Source records:
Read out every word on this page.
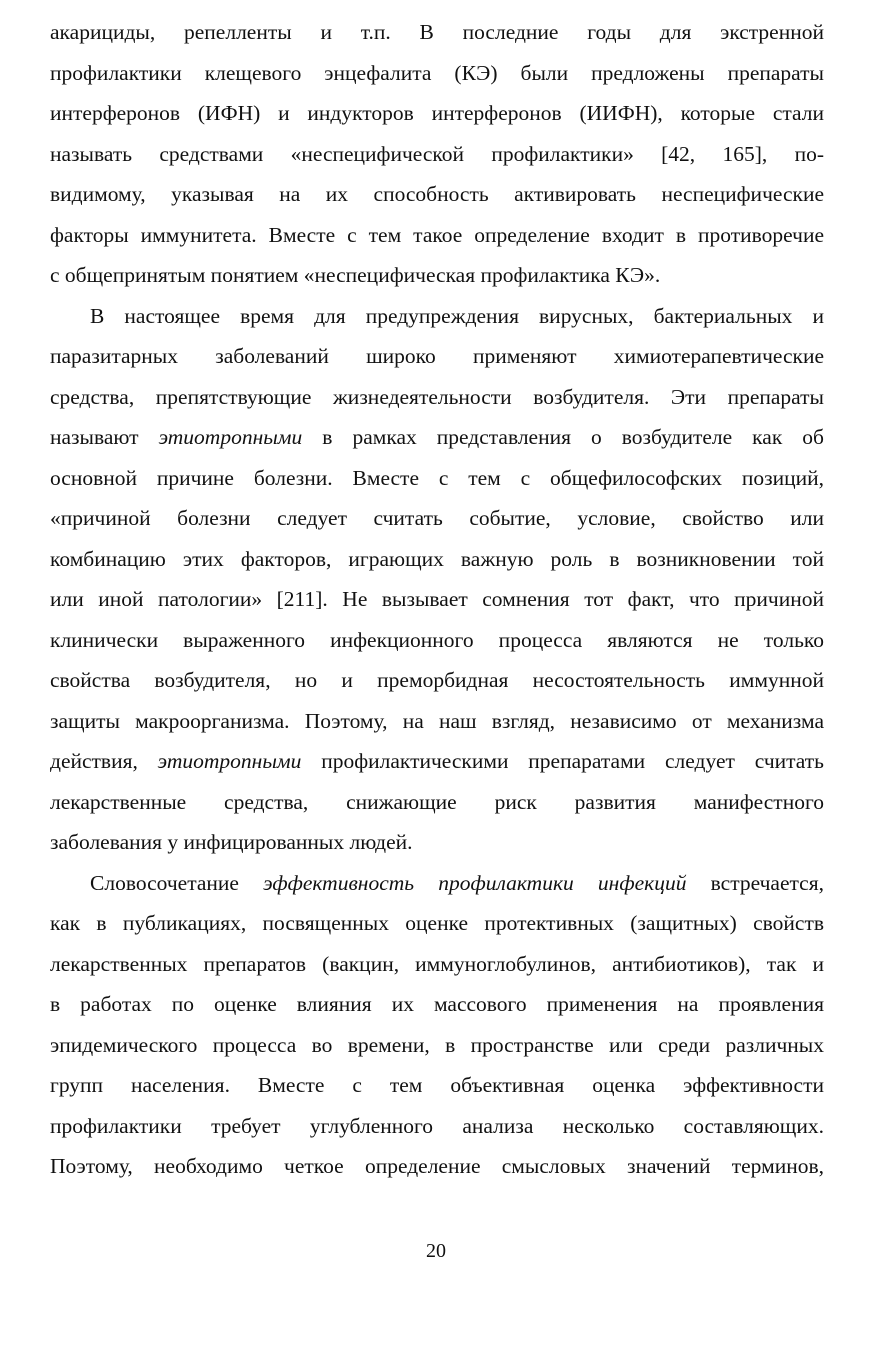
акарициды, репелленты и т.п. В последние годы для экстренной
профилактики клещевого энцефалита (КЭ) были предложены препараты
интерферонов (ИФН) и индукторов интерферонов (ИИФН), которые стали
называть средствами «неспецифической профилактики» [42, 165], по-
видимому, указывая на их способность активировать неспецифические
факторы иммунитета. Вместе с тем такое определение входит в противоречие
с общепринятым понятием «неспецифическая профилактика КЭ».
В настоящее время для предупреждения вирусных, бактериальных и
паразитарных заболеваний широко применяют химиотерапевтические
средства, препятствующие жизнедеятельности возбудителя. Эти препараты
называют этиотропными в рамках представления о возбудителе как об
основной причине болезни. Вместе с тем с общефилософских позиций,
«причиной болезни следует считать событие, условие, свойство или
комбинацию этих факторов, играющих важную роль в возникновении той
или иной патологии» [211]. Не вызывает сомнения тот факт, что причиной
клинически выраженного инфекционного процесса являются не только
свойства возбудителя, но и преморбидная несостоятельность иммунной
защиты макроорганизма. Поэтому, на наш взгляд, независимо от механизма
действия, этиотропными профилактическими препаратами следует считать
лекарственные средства, снижающие риск развития манифестного
заболевания у инфицированных людей.
Словосочетание эффективность профилактики инфекций встречается,
как в публикациях, посвященных оценке протективных (защитных) свойств
лекарственных препаратов (вакцин, иммуноглобулинов, антибиотиков), так и
в работах по оценке влияния их массового применения на проявления
эпидемического процесса во времени, в пространстве или среди различных
групп населения. Вместе с тем объективная оценка эффективности
профилактики требует углубленного анализа несколько составляющих.
Поэтому, необходимо четкое определение смысловых значений терминов,
20
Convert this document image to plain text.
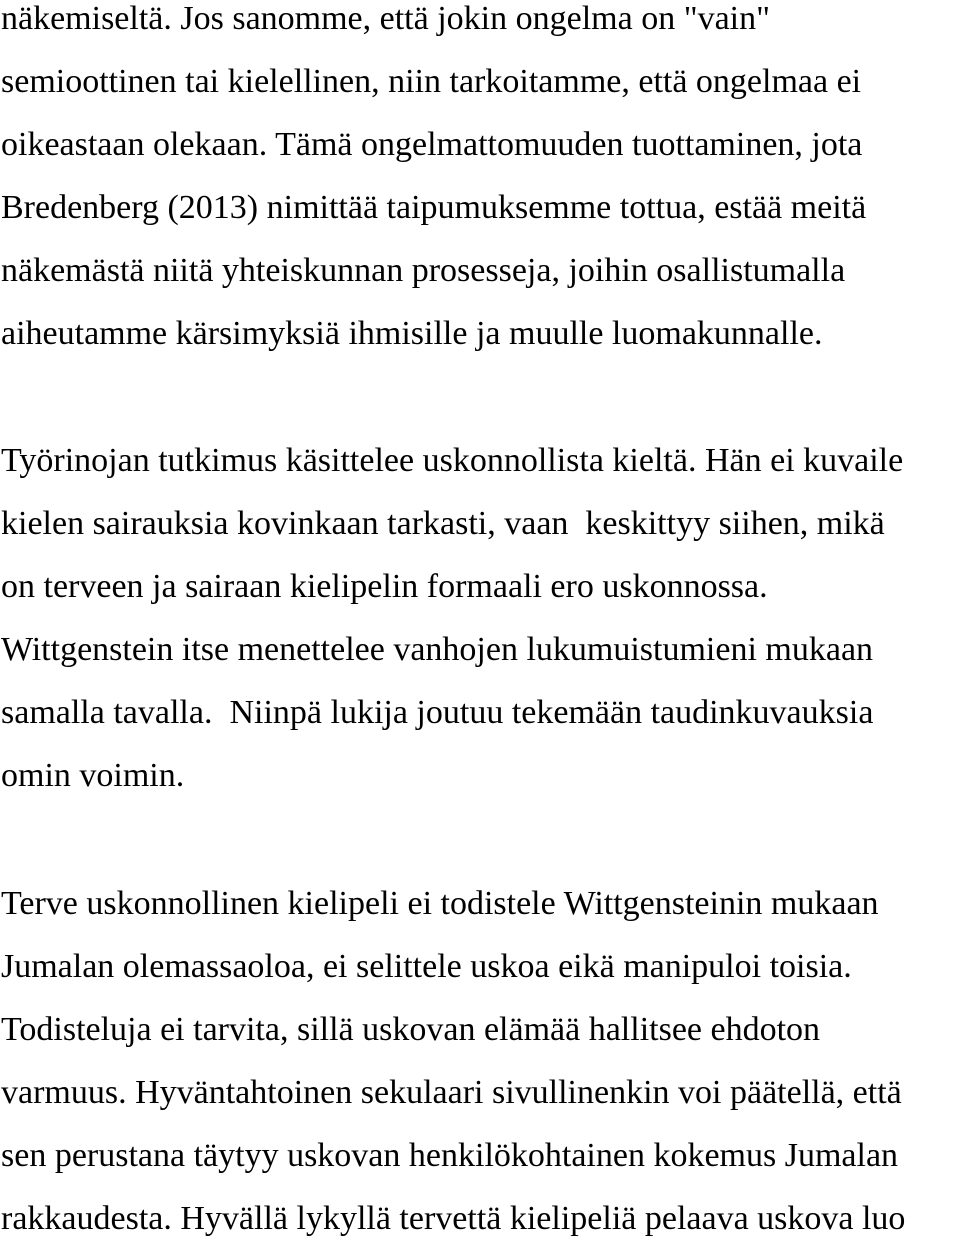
näkemiseltä. Jos sanomme, että jokin ongelma on "vain"
semioottinen tai kielellinen, niin tarkoitamme, että ongelmaa ei
oikeastaan olekaan. Tämä ongelmattomuuden tuottaminen, jota
Bredenberg (2013) nimittää taipumuksemme tottua, estää meitä
näkemästä niitä yhteiskunnan prosesseja, joihin osallistumalla
aiheutamme kärsimyksiä ihmisille ja muulle luomakunnalle.
Työrinojan tutkimus käsittelee uskonnollista kieltä. Hän ei kuvaile
kielen sairauksia kovinkaan tarkasti, vaan  keskittyy siihen, mikä
on terveen ja sairaan kielipelin formaali ero uskonnossa.
Wittgenstein itse menettelee vanhojen lukumuistumieni mukaan
samalla tavalla.  Niinpä lukija joutuu tekemään taudinkuvauksia
omin voimin.
Terve uskonnollinen kielipeli ei todistele Wittgensteinin mukaan
Jumalan olemassaoloa, ei selittele uskoa eikä manipuloi toisia.
Todisteluja ei tarvita, sillä uskovan elämää hallitsee ehdoton
varmuus. Hyväntahtoinen sekulaari sivullinenkin voi päätellä, että
sen perustana täytyy uskovan henkilökohtainen kokemus Jumalan
rakkaudesta. Hyvällä lykyllä tervettä kielipeliä pelaava uskova luo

> **SET EXERCISE**: Omit every picture, and otherwise quote the entries exactly.

> **CORRECT RESPONSE**:
Read out every word on this page.
акарициды, репелленты и т.п. В последние годы для экстренной
профилактики клещевого энцефалита (КЭ) были предложены препараты
интерферонов (ИФН) и индукторов интерферонов (ИИФН), которые стали
называть средствами «неспецифической профилактики» [42, 165], по-
видимому, указывая на их способность активировать неспецифические
факторы иммунитета. Вместе с тем такое определение входит в противоречие
с общепринятым понятием «неспецифическая профилактика КЭ».
В настоящее время для предупреждения вирусных, бактериальных и
паразитарных заболеваний широко применяют химиотерапевтические
средства, препятствующие жизнедеятельности возбудителя. Эти препараты
называют этиотропными в рамках представления о возбудителе как об
основной причине болезни. Вместе с тем с общефилософских позиций,
«причиной болезни следует считать событие, условие, свойство или
комбинацию этих факторов, играющих важную роль в возникновении той
или иной патологии» [211]. Не вызывает сомнения тот факт, что причиной
клинически выраженного инфекционного процесса являются не только
свойства возбудителя, но и преморбидная несостоятельность иммунной
защиты макроорганизма. Поэтому, на наш взгляд, независимо от механизма
действия, этиотропными профилактическими препаратами следует считать
лекарственные средства, снижающие риск развития манифестного
заболевания у инфицированных людей.
Словосочетание эффективность профилактики инфекций встречается,
как в публикациях, посвященных оценке протективных (защитных) свойств
лекарственных препаратов (вакцин, иммуноглобулинов, антибиотиков), так и
в работах по оценке влияния их массового применения на проявления
эпидемического процесса во времени, в пространстве или среди различных
групп населения. Вместе с тем объективная оценка эффективности
профилактики требует углубленного анализа несколько составляющих.
Поэтому, необходимо четкое определение смысловых значений терминов,
20
Convert this document image to plain text.
näkemiseltä. Jos sanomme, että jokin ongelma on "vain"
semioottinen tai kielellinen, niin tarkoitamme, että ongelmaa ei
oikeastaan olekaan. Tämä ongelmattomuuden tuottaminen, jota
Bredenberg (2013) nimittää taipumuksemme tottua, estää meitä
näkemästä niitä yhteiskunnan prosesseja, joihin osallistumalla
aiheutamme kärsimyksiä ihmisille ja muulle luomakunnalle.
Työrinojan tutkimus käsittelee uskonnollista kieltä. Hän ei kuvaile
kielen sairauksia kovinkaan tarkasti, vaan  keskittyy siihen, mikä
on terveen ja sairaan kielipelin formaali ero uskonnossa.
Wittgenstein itse menettelee vanhojen lukumuistumieni mukaan
samalla tavalla.  Niinpä lukija joutuu tekemään taudinkuvauksia
omin voimin.
Terve uskonnollinen kielipeli ei todistele Wittgensteinin mukaan
Jumalan olemassaoloa, ei selittele uskoa eikä manipuloi toisia.
Todisteluja ei tarvita, sillä uskovan elämää hallitsee ehdoton
varmuus. Hyväntahtoinen sekulaari sivullinenkin voi päätellä, että
sen perustana täytyy uskovan henkilökohtainen kokemus Jumalan
rakkaudesta. Hyvällä lykyllä tervettä kielipeliä pelaava uskova luo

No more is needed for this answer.